Text segment:
--------------------
# New android app for aquarium building calculations!



## gadragon (Oct 25, 2012)

This is an application for android smartphones and tablets i created, in which you enter the desired dimensions of the aquarium you plan to build and the app instantly calculates the aquarium volume, weight (empty & full of water) and the total surface area of glass needed!
The most important feature of the app, is that it also calculates the glass thickness we need and the exact glass pieces' dimensions we have to use. (The calculations use safety factor 3.8, which is the most common setting)
I believe it is a really handy app for aquarium designing/building, but also for analysing an existing aquarium!


All calculations are available in both metric (cm, ltres, m², kg etc) and imperial (inches, gallons, ft², lbs etc) units!

















The app is completely free and you can find it here: AquaBuilder | SlideME!

Soon it will be available in Android Market/Google Play!

If you find the app usefull and you would like to be thankfull, click the ads at the small bar at the bottom of the app and please share it!


----------



## 92smokeaccord (Jun 5, 2012)

just got it and seems to work nicely !


----------



## gadragon (Oct 25, 2012)

AquaBuilder finally available at GooglePlay/Android Market!
Check it out here:
https://play.google.com/store/apps/details?id=com.ggramm.aquabuilder&hl=en


----------



## car0linab0y (Apr 3, 2010)

Any plans for making an app for stands/canopies?


----------
--------------------
Stored rows:
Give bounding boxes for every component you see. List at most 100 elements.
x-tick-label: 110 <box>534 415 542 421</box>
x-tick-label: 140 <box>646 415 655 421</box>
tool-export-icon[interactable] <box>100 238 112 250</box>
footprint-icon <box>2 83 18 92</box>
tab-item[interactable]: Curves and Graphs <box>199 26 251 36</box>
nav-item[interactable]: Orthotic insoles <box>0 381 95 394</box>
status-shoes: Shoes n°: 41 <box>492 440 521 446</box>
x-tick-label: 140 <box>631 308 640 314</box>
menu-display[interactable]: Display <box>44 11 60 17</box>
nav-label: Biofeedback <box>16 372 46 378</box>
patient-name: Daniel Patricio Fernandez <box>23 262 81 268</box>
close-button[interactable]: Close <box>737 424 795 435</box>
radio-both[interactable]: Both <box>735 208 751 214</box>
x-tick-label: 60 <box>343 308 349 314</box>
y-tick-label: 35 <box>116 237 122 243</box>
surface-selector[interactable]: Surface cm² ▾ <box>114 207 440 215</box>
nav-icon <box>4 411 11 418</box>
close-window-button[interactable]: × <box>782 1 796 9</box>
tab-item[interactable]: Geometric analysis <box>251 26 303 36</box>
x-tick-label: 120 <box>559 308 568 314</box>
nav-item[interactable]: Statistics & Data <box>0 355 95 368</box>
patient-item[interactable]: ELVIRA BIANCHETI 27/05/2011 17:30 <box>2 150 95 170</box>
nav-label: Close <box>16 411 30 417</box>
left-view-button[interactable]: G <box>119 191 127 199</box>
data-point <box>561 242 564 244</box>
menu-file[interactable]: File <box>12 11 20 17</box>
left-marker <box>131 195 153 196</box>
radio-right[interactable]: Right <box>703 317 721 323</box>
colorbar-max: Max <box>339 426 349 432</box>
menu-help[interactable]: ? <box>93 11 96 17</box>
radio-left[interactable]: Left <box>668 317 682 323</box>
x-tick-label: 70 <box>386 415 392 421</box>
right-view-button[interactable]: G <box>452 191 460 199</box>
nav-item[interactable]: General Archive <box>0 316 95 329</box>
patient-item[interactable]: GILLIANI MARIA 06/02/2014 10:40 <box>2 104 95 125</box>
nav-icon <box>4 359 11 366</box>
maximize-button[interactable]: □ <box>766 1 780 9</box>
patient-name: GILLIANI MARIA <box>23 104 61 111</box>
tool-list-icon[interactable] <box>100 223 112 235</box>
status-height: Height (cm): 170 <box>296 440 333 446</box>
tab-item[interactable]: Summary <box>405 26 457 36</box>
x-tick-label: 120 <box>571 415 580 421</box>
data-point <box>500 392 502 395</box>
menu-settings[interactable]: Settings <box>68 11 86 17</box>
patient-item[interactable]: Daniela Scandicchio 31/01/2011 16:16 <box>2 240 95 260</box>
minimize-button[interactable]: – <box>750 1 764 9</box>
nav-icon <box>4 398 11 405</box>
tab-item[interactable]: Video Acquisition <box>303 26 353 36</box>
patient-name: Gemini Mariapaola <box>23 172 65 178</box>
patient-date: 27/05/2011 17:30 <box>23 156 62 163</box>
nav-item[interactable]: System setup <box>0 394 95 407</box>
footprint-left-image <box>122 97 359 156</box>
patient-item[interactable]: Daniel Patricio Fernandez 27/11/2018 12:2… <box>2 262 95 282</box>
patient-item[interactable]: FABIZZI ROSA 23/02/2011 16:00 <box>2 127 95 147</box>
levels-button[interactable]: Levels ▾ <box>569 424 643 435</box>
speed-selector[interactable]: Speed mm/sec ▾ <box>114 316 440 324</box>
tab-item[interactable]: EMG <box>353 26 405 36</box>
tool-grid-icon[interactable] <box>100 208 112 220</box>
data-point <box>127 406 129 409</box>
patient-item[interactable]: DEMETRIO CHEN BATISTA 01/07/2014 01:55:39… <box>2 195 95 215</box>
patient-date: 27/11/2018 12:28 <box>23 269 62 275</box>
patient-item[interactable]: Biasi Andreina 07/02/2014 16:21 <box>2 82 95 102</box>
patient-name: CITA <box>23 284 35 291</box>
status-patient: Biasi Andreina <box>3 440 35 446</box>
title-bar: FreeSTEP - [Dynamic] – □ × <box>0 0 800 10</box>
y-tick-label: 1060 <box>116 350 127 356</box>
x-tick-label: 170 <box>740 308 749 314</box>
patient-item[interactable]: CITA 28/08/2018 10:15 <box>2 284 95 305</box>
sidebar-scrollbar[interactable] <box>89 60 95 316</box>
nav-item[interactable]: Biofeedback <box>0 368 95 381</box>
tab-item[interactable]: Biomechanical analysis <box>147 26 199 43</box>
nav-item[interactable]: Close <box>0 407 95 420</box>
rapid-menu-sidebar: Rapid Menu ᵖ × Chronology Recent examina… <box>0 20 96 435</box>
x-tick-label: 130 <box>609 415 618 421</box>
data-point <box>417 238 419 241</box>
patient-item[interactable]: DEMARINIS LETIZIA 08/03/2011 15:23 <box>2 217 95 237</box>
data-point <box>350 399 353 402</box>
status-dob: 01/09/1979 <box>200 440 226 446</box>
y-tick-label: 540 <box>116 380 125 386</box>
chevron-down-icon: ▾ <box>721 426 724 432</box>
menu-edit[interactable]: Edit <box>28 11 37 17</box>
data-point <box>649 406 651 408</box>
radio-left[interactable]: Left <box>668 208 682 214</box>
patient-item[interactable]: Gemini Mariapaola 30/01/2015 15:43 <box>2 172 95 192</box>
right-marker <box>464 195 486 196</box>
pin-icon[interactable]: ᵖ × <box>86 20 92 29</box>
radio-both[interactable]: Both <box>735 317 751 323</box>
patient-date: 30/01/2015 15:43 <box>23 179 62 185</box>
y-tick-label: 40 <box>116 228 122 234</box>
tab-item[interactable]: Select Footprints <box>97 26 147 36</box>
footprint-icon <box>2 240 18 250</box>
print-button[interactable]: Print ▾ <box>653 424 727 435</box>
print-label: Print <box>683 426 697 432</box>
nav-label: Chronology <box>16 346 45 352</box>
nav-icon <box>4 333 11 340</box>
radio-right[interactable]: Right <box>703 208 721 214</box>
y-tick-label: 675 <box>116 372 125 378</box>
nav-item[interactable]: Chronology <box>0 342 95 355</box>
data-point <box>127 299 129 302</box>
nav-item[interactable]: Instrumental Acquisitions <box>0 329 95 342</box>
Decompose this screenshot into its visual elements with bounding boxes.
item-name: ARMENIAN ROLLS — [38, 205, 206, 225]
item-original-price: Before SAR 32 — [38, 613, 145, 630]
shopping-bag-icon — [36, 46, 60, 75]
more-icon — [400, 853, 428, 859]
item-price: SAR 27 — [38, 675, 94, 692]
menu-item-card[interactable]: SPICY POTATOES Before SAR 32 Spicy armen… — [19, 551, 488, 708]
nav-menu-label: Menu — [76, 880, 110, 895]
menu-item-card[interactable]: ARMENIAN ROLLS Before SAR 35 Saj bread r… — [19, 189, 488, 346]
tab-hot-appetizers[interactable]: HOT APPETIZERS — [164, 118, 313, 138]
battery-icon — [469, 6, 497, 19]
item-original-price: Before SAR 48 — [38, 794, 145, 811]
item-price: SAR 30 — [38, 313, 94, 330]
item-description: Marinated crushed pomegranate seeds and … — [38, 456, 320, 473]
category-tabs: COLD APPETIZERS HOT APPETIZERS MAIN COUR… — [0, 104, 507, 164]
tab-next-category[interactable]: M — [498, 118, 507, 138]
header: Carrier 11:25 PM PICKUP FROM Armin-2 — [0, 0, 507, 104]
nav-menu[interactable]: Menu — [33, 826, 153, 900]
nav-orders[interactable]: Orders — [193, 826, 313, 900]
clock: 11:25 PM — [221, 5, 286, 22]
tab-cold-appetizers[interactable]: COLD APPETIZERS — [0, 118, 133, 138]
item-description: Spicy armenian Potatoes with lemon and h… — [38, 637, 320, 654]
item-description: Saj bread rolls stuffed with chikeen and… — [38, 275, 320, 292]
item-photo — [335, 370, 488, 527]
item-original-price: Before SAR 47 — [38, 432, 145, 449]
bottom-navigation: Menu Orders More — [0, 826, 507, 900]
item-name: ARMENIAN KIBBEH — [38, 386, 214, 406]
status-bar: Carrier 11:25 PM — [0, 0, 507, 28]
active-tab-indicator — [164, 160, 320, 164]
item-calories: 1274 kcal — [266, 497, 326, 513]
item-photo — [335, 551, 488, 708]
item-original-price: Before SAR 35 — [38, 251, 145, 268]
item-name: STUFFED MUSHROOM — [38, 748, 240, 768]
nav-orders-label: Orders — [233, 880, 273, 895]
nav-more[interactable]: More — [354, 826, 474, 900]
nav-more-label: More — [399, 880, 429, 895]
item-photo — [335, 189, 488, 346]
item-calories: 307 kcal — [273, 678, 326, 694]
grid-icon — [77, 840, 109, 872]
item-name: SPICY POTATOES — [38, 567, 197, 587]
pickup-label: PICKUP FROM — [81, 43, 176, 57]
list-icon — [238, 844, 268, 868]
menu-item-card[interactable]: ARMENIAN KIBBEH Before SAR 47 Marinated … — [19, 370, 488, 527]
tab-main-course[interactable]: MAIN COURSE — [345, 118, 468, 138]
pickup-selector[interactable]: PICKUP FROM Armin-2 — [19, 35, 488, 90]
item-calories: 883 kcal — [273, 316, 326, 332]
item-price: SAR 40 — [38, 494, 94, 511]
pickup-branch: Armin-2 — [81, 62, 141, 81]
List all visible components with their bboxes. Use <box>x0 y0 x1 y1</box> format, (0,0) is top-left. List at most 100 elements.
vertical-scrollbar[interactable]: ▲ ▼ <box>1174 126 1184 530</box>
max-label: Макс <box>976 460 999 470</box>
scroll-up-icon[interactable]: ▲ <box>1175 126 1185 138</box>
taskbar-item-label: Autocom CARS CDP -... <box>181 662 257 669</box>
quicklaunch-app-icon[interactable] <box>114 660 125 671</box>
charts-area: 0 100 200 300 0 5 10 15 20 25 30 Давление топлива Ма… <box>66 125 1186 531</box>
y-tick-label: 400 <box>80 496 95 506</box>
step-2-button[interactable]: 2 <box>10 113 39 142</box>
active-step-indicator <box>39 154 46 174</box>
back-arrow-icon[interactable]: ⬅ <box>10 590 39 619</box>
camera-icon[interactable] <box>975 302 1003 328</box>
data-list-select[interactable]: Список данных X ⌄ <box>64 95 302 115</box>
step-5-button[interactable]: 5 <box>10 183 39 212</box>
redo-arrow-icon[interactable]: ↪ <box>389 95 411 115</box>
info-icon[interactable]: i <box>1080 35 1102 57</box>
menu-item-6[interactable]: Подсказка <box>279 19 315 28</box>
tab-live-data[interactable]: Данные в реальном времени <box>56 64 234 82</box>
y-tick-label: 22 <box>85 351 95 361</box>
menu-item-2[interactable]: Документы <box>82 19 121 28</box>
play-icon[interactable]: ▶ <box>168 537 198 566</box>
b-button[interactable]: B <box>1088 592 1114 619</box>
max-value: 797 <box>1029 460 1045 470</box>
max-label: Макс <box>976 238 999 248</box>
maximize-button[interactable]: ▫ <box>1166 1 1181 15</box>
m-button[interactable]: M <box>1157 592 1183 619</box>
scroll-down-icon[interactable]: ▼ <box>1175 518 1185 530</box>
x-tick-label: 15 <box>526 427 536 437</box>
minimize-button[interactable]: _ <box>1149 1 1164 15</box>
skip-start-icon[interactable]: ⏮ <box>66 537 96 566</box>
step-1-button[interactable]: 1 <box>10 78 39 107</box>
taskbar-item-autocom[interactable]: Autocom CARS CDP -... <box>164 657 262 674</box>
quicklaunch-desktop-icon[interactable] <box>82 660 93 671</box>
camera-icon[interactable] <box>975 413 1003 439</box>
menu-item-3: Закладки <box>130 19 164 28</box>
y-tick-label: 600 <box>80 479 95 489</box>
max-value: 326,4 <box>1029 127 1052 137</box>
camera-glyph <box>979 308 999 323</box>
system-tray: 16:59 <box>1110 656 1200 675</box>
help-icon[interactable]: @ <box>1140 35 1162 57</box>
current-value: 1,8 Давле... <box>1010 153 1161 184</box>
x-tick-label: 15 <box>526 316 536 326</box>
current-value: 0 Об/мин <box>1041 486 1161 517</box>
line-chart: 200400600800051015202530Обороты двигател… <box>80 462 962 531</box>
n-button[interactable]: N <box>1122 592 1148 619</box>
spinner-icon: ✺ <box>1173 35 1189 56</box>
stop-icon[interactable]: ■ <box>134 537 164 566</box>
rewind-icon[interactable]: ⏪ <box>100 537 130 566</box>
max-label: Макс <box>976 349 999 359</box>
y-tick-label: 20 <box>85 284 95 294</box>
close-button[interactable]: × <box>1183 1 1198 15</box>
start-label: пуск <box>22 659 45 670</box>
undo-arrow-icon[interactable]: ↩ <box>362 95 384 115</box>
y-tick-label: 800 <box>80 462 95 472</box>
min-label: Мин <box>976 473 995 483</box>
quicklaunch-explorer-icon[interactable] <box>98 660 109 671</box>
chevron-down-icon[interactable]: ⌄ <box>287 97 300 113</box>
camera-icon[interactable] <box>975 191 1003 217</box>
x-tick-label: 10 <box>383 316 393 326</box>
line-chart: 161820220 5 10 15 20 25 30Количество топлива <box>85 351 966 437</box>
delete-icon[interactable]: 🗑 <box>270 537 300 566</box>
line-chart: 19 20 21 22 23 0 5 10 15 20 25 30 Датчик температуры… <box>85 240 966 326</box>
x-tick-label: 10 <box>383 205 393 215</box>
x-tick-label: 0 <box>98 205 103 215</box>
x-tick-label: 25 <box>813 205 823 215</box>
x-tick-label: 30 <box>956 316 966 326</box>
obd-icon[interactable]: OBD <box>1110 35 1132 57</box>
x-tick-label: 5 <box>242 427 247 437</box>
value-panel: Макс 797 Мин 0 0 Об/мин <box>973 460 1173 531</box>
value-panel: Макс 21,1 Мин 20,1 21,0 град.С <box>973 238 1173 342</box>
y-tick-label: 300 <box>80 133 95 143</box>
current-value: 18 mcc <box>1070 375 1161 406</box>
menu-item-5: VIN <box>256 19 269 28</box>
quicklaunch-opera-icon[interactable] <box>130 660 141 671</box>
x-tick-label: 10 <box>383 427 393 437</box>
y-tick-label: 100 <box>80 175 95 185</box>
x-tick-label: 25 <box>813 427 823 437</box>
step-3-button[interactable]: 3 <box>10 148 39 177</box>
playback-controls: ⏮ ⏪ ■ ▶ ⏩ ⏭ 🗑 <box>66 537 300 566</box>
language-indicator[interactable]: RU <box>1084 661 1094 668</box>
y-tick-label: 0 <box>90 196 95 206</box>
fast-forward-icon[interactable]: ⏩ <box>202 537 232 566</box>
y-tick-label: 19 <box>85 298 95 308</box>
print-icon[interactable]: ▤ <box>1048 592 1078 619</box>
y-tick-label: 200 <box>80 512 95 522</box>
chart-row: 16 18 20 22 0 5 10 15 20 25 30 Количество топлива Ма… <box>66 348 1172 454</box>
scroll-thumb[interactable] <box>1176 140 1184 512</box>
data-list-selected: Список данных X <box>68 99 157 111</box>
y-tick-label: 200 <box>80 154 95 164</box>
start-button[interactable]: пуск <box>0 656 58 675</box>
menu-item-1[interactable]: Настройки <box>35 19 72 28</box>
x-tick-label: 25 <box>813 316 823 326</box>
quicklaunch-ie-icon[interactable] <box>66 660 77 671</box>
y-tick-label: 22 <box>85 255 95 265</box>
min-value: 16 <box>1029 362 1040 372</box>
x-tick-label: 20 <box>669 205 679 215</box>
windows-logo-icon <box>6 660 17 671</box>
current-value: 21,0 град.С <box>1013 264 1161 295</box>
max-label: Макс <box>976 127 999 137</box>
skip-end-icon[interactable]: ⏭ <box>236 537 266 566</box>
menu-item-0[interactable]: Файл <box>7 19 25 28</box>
--------------------
Task details:
Retype the stretch of the aquarium app thread above from "Soon it will" through "work nicely !".

The response:
Soon it will be available in Android Market/Google Play!

If you find the app usefull and you would like to be thankfull, click the ads at the small bar at the bottom of the app and please share it!


----------



## 92smokeaccord (Jun 5, 2012)

just got it and seems to work nicely !